[Task to carry out] Collect each line of the entries that holds the string "cette".

[BEGIN]

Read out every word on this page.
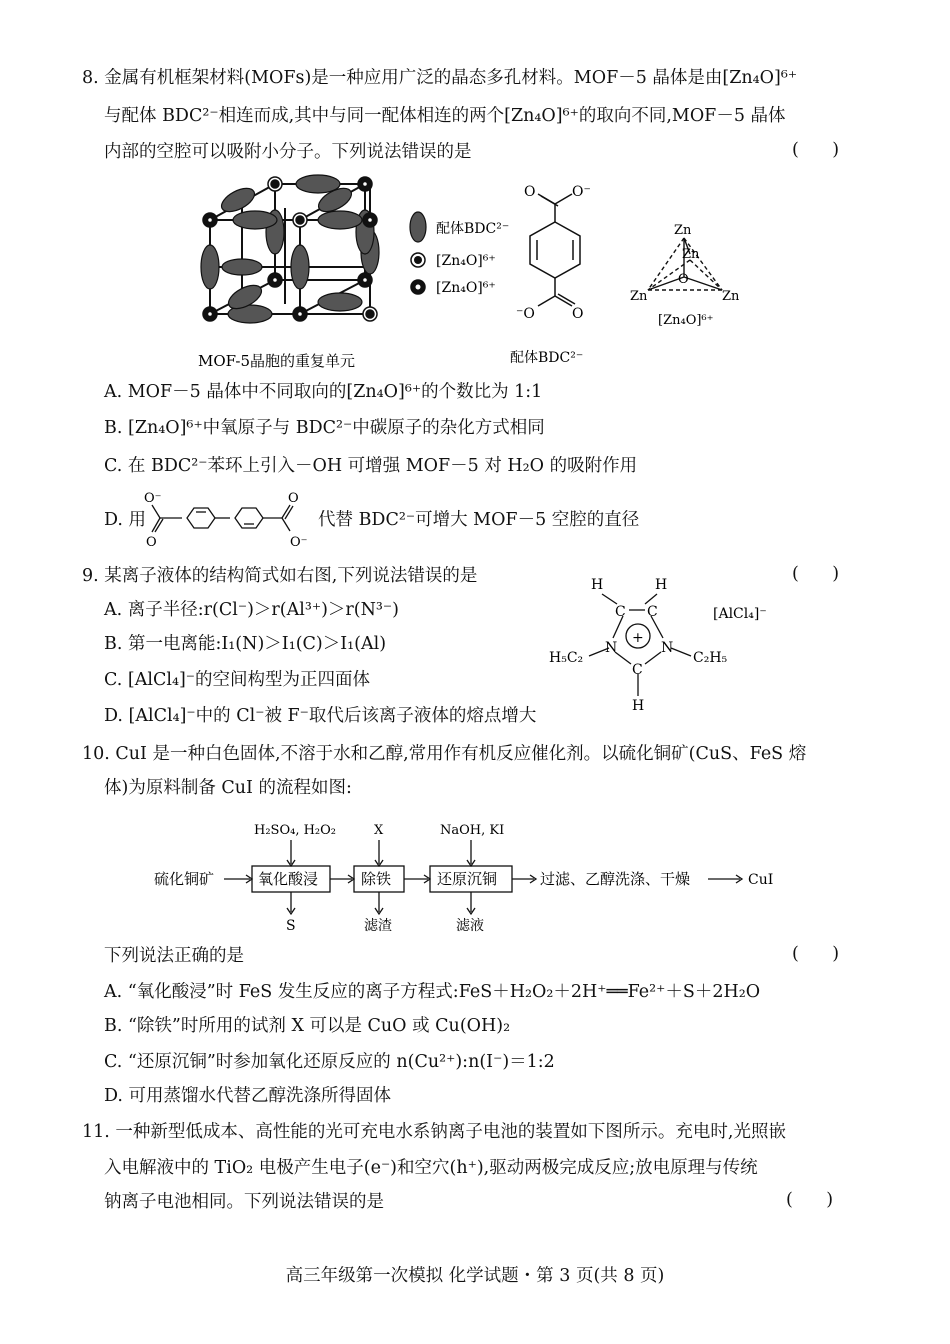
8. 金属有机框架材料(MOFs)是一种应用广泛的晶态多孔材料。MOF－5 晶体是由[Zn₄O]⁶⁺
与配体 BDC²⁻相连而成,其中与同一配体相连的两个[Zn₄O]⁶⁺的取向不同,MOF－5 晶体
内部的空腔可以吸附小分子。下列说法错误的是	(      )
MOF-5晶胞的重复单元
配体BDC²⁻
[Zn₄O]⁶⁺
[Zn₄O]⁶⁺
O	O⁻
⁻O	O
配体BDC²⁻
Zn
Zn
O
Zn	Zn
[Zn₄O]⁶⁺
A. MOF－5 晶体中不同取向的[Zn₄O]⁶⁺的个数比为 1:1
B. [Zn₄O]⁶⁺中氧原子与 BDC²⁻中碳原子的杂化方式相同
C. 在 BDC²⁻苯环上引入－OH 可增强 MOF－5 对 H₂O 的吸附作用
D. 用
O⁻
O
O
O⁻
代替 BDC²⁻可增大 MOF－5 空腔的直径
9. 某离子液体的结构简式如右图,下列说法错误的是	(      )
A. 离子半径:r(Cl⁻)＞r(Al³⁺)＞r(N³⁻)
B. 第一电离能:I₁(N)＞I₁(C)＞I₁(Al)
C. [AlCl₄]⁻的空间构型为正四面体
D. [AlCl₄]⁻中的 Cl⁻被 F⁻取代后该离子液体的熔点增大
H	H
C C
N	N
+
C
H
H₅C₂	C₂H₅
[AlCl₄]⁻
10. CuI 是一种白色固体,不溶于水和乙醇,常用作有机反应催化剂。以硫化铜矿(CuS、FeS 熔
体)为原料制备 CuI 的流程如图:
硫化铜矿	氧化酸浸	除铁	还原沉铜
H₂SO₄, H₂O₂	X	NaOH, KI
S	滤渣	滤液
过滤、乙醇洗涤、干燥	CuI
下列说法正确的是	(      )
A. “氧化酸浸”时 FeS 发生反应的离子方程式:FeS＋H₂O₂＋2H⁺══Fe²⁺＋S＋2H₂O
B. “除铁”时所用的试剂 X 可以是 CuO 或 Cu(OH)₂
C. “还原沉铜”时参加氧化还原反应的 n(Cu²⁺):n(I⁻)＝1:2
D. 可用蒸馏水代替乙醇洗涤所得固体
11. 一种新型低成本、高性能的光可充电水系钠离子电池的装置如下图所示。充电时,光照嵌
入电解液中的 TiO₂ 电极产生电子(e⁻)和空穴(h⁺),驱动两极完成反应;放电原理与传统
钠离子电池相同。下列说法错误的是	(      )
高三年级第一次模拟 化学试题・第 3 页(共 8 页)
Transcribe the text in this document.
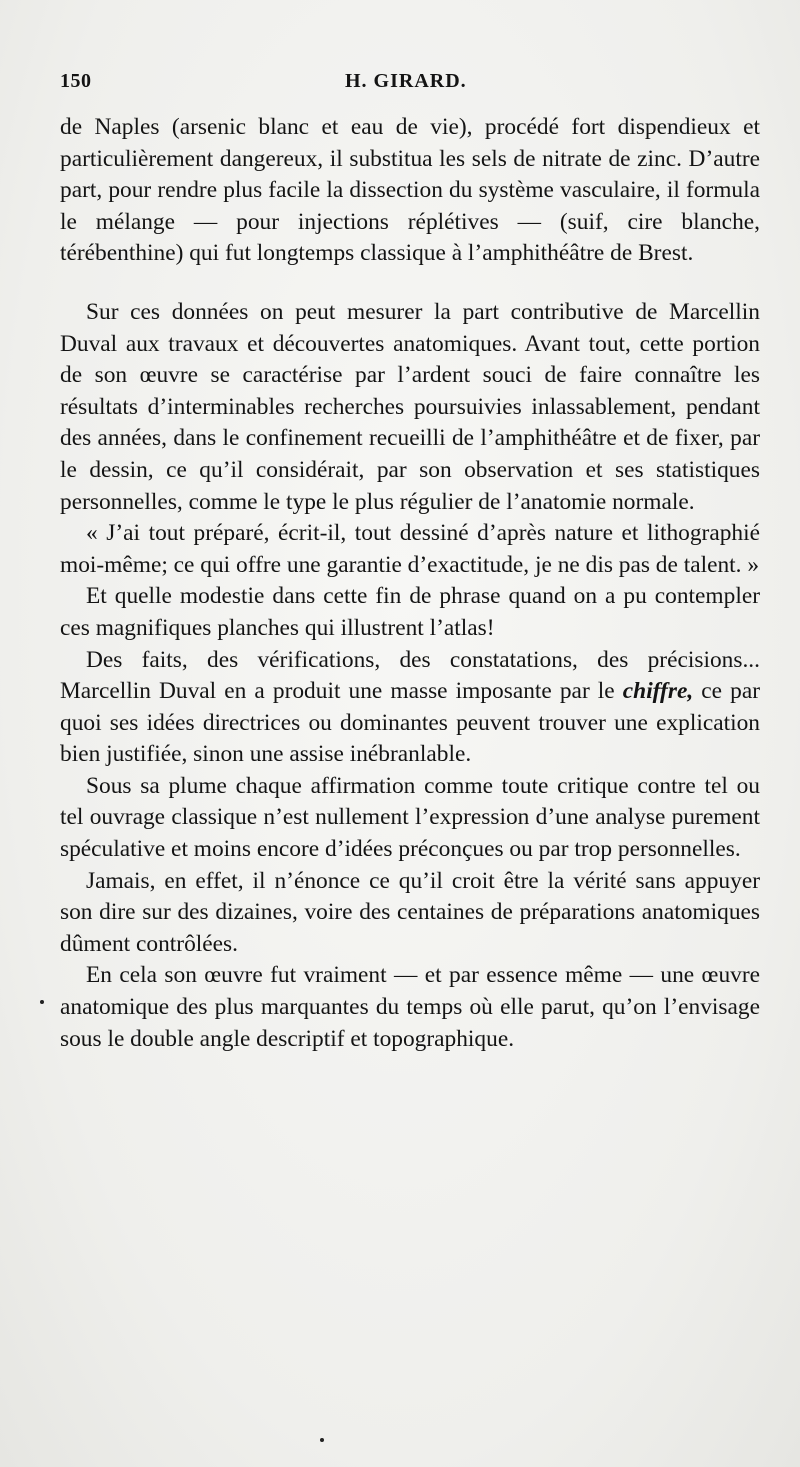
150	H. GIRARD.

de Naples (arsenic blanc et eau de vie), procédé fort dispendieux et particulièrement dangereux, il substitua les sels de nitrate de zinc. D’autre part, pour rendre plus facile la dissection du système vasculaire, il formula le mélange — pour injections réplétives — (suif, cire blanche, térébenthine) qui fut longtemps classique à l’amphithéâtre de Brest.

Sur ces données on peut mesurer la part contributive de Marcellin Duval aux travaux et découvertes anatomiques. Avant tout, cette portion de son œuvre se caractérise par l’ardent souci de faire connaître les résultats d’interminables recherches poursuivies inlassablement, pendant des années, dans le confinement recueilli de l’amphithéâtre et de fixer, par le dessin, ce qu’il considérait, par son observation et ses statistiques personnelles, comme le type le plus régulier de l’anatomie normale.

« J’ai tout préparé, écrit-il, tout dessiné d’après nature et lithographié moi-même; ce qui offre une garantie d’exactitude, je ne dis pas de talent. »

Et quelle modestie dans cette fin de phrase quand on a pu contempler ces magnifiques planches qui illustrent l’atlas!

Des faits, des vérifications, des constatations, des précisions... Marcellin Duval en a produit une masse imposante par le chiffre, ce par quoi ses idées directrices ou dominantes peuvent trouver une explication bien justifiée, sinon une assise inébranlable.

Sous sa plume chaque affirmation comme toute critique contre tel ou tel ouvrage classique n’est nullement l’expression d’une analyse purement spéculative et moins encore d’idées préconçues ou par trop personnelles.

Jamais, en effet, il n’énonce ce qu’il croit être la vérité sans appuyer son dire sur des dizaines, voire des centaines de préparations anatomiques dûment contrôlées.

En cela son œuvre fut vraiment — et par essence même — une œuvre anatomique des plus marquantes du temps où elle parut, qu’on l’envisage sous le double angle descriptif et topographique.
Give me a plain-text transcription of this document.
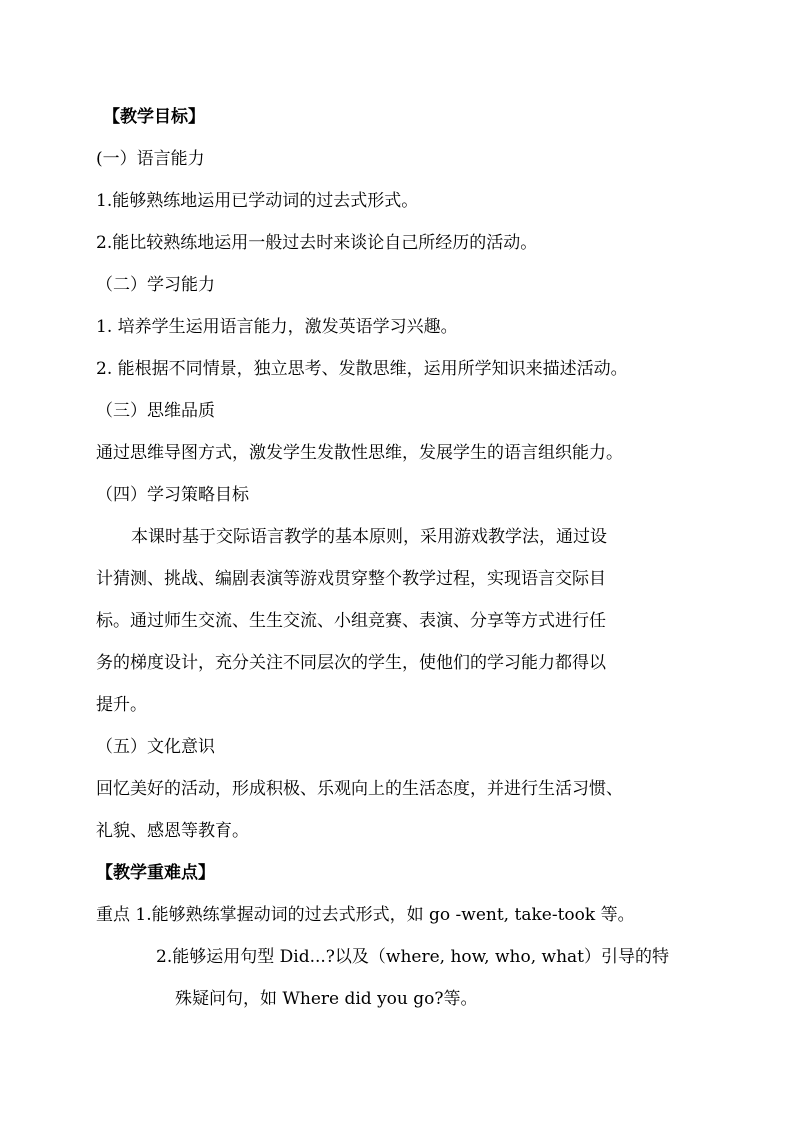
【教学目标】
(一）语言能力
1.能够熟练地运用已学动词的过去式形式。
2.能比较熟练地运用一般过去时来谈论自己所经历的活动。
（二）学习能力
1. 培养学生运用语言能力，激发英语学习兴趣。
2. 能根据不同情景，独立思考、发散思维，运用所学知识来描述活动。
（三）思维品质
通过思维导图方式，激发学生发散性思维，发展学生的语言组织能力。
（四）学习策略目标
本课时基于交际语言教学的基本原则，采用游戏教学法，通过设
计猜测、挑战、编剧表演等游戏贯穿整个教学过程，实现语言交际目
标。通过师生交流、生生交流、小组竞赛、表演、分享等方式进行任
务的梯度设计，充分关注不同层次的学生，使他们的学习能力都得以
提升。
（五）文化意识
回忆美好的活动，形成积极、乐观向上的生活态度，并进行生活习惯、
礼貌、感恩等教育。
【教学重难点】
重点 1.能够熟练掌握动词的过去式形式，如 go -went, take-took 等。
2.能够运用句型 Did...?以及（where, how, who, what）引导的特
殊疑问句，如 Where did you go?等。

[END]

[The result]
Sur ces données on peut mesurer la part contributive de Marcellin Duval aux travaux et découvertes anatomiques. Avant tout, cette portion de son œuvre se caractérise par l’ardent souci de faire connaître les résultats d’interminables recherches poursuivies inlassablement, pendant des années, dans le confinement recueilli de l’amphithéâtre et de fixer, par le dessin, ce qu’il considérait, par son observation et ses statistiques personnelles, comme le type le plus régulier de l’anatomie normale.
Et quelle modestie dans cette fin de phrase quand on a pu contempler ces magnifiques planches qui illustrent l’atlas!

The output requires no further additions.